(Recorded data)
** Start **

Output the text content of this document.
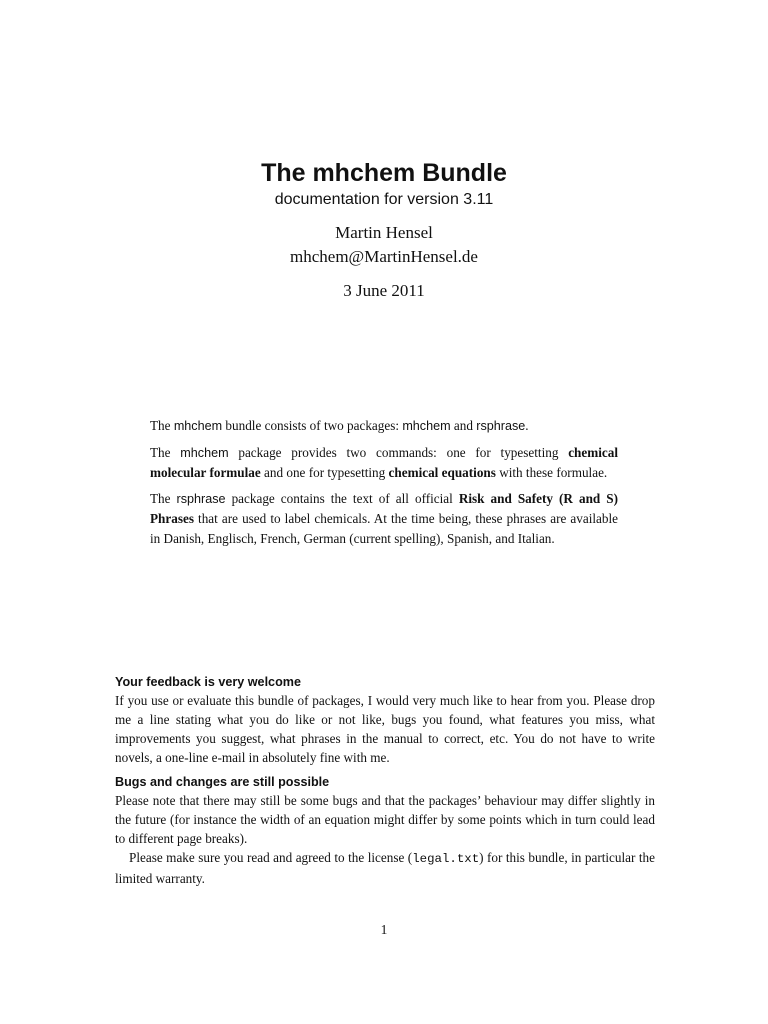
The mhchem Bundle
documentation for version 3.11
Martin Hensel
mhchem@MartinHensel.de
3 June 2011

The mhchem bundle consists of two packages: mhchem and rsphrase.

The mhchem package provides two commands: one for typesetting chemical molecular formulae and one for typesetting chemical equations with these formulae.

The rsphrase package contains the text of all official Risk and Safety (R and S) Phrases that are used to label chemicals. At the time being, these phrases are available in Danish, Englisch, French, German (current spelling), Spanish, and Italian.

Your feedback is very welcome

If you use or evaluate this bundle of packages, I would very much like to hear from you. Please drop me a line stating what you do like or not like, bugs you found, what features you miss, what improvements you suggest, what phrases in the manual to correct, etc. You do not have to write novels, a one-line e-mail in absolutely fine with me.

Bugs and changes are still possible

Please note that there may still be some bugs and that the packages’ behaviour may differ slightly in the future (for instance the width of an equation might differ by some points which in turn could lead to different page breaks).

Please make sure you read and agreed to the license (legal.txt) for this bundle, in particular the limited warranty.

1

** End **

WHAT YOU ARE ASKED TO DO: Write out all the entries exactly, except for the pictures.

EXERCISE RESPONSE:
Output the text content of this document.
The mhchem Bundle
documentation for version 3.11
Martin Hensel
mhchem@MartinHensel.de
3 June 2011

The mhchem bundle consists of two packages: mhchem and rsphrase.

The mhchem package provides two commands: one for typesetting chemical molecular formulae and one for typesetting chemical equations with these formulae.

The rsphrase package contains the text of all official Risk and Safety (R and S) Phrases that are used to label chemicals. At the time being, these phrases are available in Danish, Englisch, French, German (current spelling), Spanish, and Italian.

Your feedback is very welcome

If you use or evaluate this bundle of packages, I would very much like to hear from you. Please drop me a line stating what you do like or not like, bugs you found, what features you miss, what improvements you suggest, what phrases in the manual to correct, etc. You do not have to write novels, a one-line e-mail in absolutely fine with me.

Bugs and changes are still possible

Please note that there may still be some bugs and that the packages’ behaviour may differ slightly in the future (for instance the width of an equation might differ by some points which in turn could lead to different page breaks).

Please make sure you read and agreed to the license (legal.txt) for this bundle, in particular the limited warranty.

1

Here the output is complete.